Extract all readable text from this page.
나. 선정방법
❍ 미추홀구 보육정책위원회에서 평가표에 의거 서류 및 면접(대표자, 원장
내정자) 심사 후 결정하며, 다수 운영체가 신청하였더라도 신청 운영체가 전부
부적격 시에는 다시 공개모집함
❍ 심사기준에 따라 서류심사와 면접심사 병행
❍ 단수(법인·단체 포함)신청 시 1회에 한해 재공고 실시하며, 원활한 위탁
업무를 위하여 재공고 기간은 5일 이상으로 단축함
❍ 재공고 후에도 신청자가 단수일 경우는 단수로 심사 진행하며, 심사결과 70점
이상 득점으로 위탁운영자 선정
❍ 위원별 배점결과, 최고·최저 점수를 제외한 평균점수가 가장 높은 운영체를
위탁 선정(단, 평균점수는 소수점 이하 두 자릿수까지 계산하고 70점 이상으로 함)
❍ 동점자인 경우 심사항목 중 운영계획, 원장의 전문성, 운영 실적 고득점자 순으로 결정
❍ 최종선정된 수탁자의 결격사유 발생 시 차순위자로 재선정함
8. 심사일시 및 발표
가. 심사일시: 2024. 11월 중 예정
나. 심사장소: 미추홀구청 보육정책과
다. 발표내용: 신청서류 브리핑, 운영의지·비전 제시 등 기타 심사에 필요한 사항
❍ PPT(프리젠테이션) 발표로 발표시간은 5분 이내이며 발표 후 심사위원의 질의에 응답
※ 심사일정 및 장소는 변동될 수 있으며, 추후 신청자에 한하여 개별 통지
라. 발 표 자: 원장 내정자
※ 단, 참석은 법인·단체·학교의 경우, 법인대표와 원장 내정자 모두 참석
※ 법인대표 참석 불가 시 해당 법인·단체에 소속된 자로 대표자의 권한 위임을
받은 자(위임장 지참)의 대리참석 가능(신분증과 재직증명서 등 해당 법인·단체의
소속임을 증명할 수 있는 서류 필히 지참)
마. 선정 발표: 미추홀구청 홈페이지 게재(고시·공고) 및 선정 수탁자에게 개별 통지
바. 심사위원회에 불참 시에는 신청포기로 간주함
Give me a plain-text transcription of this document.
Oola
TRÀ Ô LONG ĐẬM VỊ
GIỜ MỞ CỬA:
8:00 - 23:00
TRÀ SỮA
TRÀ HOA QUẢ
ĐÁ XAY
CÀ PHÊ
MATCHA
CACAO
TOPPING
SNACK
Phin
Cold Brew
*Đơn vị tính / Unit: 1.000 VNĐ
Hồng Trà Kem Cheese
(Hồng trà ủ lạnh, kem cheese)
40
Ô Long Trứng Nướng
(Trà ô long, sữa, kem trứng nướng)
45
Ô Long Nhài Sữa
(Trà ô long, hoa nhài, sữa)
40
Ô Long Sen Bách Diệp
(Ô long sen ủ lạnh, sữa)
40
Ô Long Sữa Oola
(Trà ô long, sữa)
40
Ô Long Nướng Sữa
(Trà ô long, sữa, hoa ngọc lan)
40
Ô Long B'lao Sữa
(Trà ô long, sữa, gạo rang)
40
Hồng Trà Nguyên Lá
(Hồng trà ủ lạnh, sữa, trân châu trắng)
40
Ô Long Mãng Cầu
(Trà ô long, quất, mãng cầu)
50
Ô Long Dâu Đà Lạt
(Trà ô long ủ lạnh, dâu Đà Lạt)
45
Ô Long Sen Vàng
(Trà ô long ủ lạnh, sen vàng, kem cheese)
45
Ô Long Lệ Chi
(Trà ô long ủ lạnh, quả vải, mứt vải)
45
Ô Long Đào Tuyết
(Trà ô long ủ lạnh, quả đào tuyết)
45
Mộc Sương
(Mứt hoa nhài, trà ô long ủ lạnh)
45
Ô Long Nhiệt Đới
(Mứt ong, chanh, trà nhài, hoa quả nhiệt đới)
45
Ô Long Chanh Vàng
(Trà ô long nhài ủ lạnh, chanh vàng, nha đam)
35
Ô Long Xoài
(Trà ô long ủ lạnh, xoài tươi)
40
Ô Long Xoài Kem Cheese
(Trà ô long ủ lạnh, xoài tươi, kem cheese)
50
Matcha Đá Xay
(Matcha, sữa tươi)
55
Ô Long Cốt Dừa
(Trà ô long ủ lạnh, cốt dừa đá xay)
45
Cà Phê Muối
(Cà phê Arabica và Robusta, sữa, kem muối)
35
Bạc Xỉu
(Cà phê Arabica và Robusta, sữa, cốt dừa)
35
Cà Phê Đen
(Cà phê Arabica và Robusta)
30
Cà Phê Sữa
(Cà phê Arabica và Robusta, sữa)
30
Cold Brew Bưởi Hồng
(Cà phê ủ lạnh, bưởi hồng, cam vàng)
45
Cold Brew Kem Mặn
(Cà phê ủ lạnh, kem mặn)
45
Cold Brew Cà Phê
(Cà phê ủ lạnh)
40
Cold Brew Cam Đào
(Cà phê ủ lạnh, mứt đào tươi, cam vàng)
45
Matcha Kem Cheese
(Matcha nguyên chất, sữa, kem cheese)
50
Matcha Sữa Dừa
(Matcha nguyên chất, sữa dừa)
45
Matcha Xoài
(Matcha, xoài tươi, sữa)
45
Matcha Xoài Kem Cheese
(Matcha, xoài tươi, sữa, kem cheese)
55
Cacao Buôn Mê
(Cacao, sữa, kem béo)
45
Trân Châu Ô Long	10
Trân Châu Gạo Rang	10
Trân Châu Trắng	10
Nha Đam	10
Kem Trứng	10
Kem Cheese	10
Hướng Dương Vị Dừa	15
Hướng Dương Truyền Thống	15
- - - - -
The records above should be repeated in full, exactly as given.

■ CORRECT OUTPUT ■
Extract all readable text from this page.
나. 선정방법
❍ 미추홀구 보육정책위원회에서 평가표에 의거 서류 및 면접(대표자, 원장
내정자) 심사 후 결정하며, 다수 운영체가 신청하였더라도 신청 운영체가 전부
부적격 시에는 다시 공개모집함
❍ 심사기준에 따라 서류심사와 면접심사 병행
❍ 단수(법인·단체 포함)신청 시 1회에 한해 재공고 실시하며, 원활한 위탁
업무를 위하여 재공고 기간은 5일 이상으로 단축함
❍ 재공고 후에도 신청자가 단수일 경우는 단수로 심사 진행하며, 심사결과 70점
이상 득점으로 위탁운영자 선정
❍ 위원별 배점결과, 최고·최저 점수를 제외한 평균점수가 가장 높은 운영체를
위탁 선정(단, 평균점수는 소수점 이하 두 자릿수까지 계산하고 70점 이상으로 함)
❍ 동점자인 경우 심사항목 중 운영계획, 원장의 전문성, 운영 실적 고득점자 순으로 결정
❍ 최종선정된 수탁자의 결격사유 발생 시 차순위자로 재선정함
8. 심사일시 및 발표
가. 심사일시: 2024. 11월 중 예정
나. 심사장소: 미추홀구청 보육정책과
다. 발표내용: 신청서류 브리핑, 운영의지·비전 제시 등 기타 심사에 필요한 사항
❍ PPT(프리젠테이션) 발표로 발표시간은 5분 이내이며 발표 후 심사위원의 질의에 응답
※ 심사일정 및 장소는 변동될 수 있으며, 추후 신청자에 한하여 개별 통지
라. 발 표 자: 원장 내정자
※ 단, 참석은 법인·단체·학교의 경우, 법인대표와 원장 내정자 모두 참석
※ 법인대표 참석 불가 시 해당 법인·단체에 소속된 자로 대표자의 권한 위임을
받은 자(위임장 지참)의 대리참석 가능(신분증과 재직증명서 등 해당 법인·단체의
소속임을 증명할 수 있는 서류 필히 지참)
마. 선정 발표: 미추홀구청 홈페이지 게재(고시·공고) 및 선정 수탁자에게 개별 통지
바. 심사위원회에 불참 시에는 신청포기로 간주함
Give me a plain-text transcription of this document.
Oola
TRÀ Ô LONG ĐẬM VỊ
GIỜ MỞ CỬA:
8:00 - 23:00
TRÀ SỮA
TRÀ HOA QUẢ
ĐÁ XAY
CÀ PHÊ
MATCHA
CACAO
TOPPING
SNACK
Phin
Cold Brew
*Đơn vị tính / Unit: 1.000 VNĐ
Hồng Trà Kem Cheese
(Hồng trà ủ lạnh, kem cheese)
40
Ô Long Trứng Nướng
(Trà ô long, sữa, kem trứng nướng)
45
Ô Long Nhài Sữa
(Trà ô long, hoa nhài, sữa)
40
Ô Long Sen Bách Diệp
(Ô long sen ủ lạnh, sữa)
40
Ô Long Sữa Oola
(Trà ô long, sữa)
40
Ô Long Nướng Sữa
(Trà ô long, sữa, hoa ngọc lan)
40
Ô Long B'lao Sữa
(Trà ô long, sữa, gạo rang)
40
Hồng Trà Nguyên Lá
(Hồng trà ủ lạnh, sữa, trân châu trắng)
40
Ô Long Mãng Cầu
(Trà ô long, quất, mãng cầu)
50
Ô Long Dâu Đà Lạt
(Trà ô long ủ lạnh, dâu Đà Lạt)
45
Ô Long Sen Vàng
(Trà ô long ủ lạnh, sen vàng, kem cheese)
45
Ô Long Lệ Chi
(Trà ô long ủ lạnh, quả vải, mứt vải)
45
Ô Long Đào Tuyết
(Trà ô long ủ lạnh, quả đào tuyết)
45
Mộc Sương
(Mứt hoa nhài, trà ô long ủ lạnh)
45
Ô Long Nhiệt Đới
(Mứt ong, chanh, trà nhài, hoa quả nhiệt đới)
45
Ô Long Chanh Vàng
(Trà ô long nhài ủ lạnh, chanh vàng, nha đam)
35
Ô Long Xoài
(Trà ô long ủ lạnh, xoài tươi)
40
Ô Long Xoài Kem Cheese
(Trà ô long ủ lạnh, xoài tươi, kem cheese)
50
Matcha Đá Xay
(Matcha, sữa tươi)
55
Ô Long Cốt Dừa
(Trà ô long ủ lạnh, cốt dừa đá xay)
45
Cà Phê Muối
(Cà phê Arabica và Robusta, sữa, kem muối)
35
Bạc Xỉu
(Cà phê Arabica và Robusta, sữa, cốt dừa)
35
Cà Phê Đen
(Cà phê Arabica và Robusta)
30
Cà Phê Sữa
(Cà phê Arabica và Robusta, sữa)
30
Cold Brew Bưởi Hồng
(Cà phê ủ lạnh, bưởi hồng, cam vàng)
45
Cold Brew Kem Mặn
(Cà phê ủ lạnh, kem mặn)
45
Cold Brew Cà Phê
(Cà phê ủ lạnh)
40
Cold Brew Cam Đào
(Cà phê ủ lạnh, mứt đào tươi, cam vàng)
45
Matcha Kem Cheese
(Matcha nguyên chất, sữa, kem cheese)
50
Matcha Sữa Dừa
(Matcha nguyên chất, sữa dừa)
45
Matcha Xoài
(Matcha, xoài tươi, sữa)
45
Matcha Xoài Kem Cheese
(Matcha, xoài tươi, sữa, kem cheese)
55
Cacao Buôn Mê
(Cacao, sữa, kem béo)
45
Trân Châu Ô Long	10
Trân Châu Gạo Rang	10
Trân Châu Trắng	10
Nha Đam	10
Kem Trứng	10
Kem Cheese	10
Hướng Dương Vị Dừa	15
Hướng Dương Truyền Thống	15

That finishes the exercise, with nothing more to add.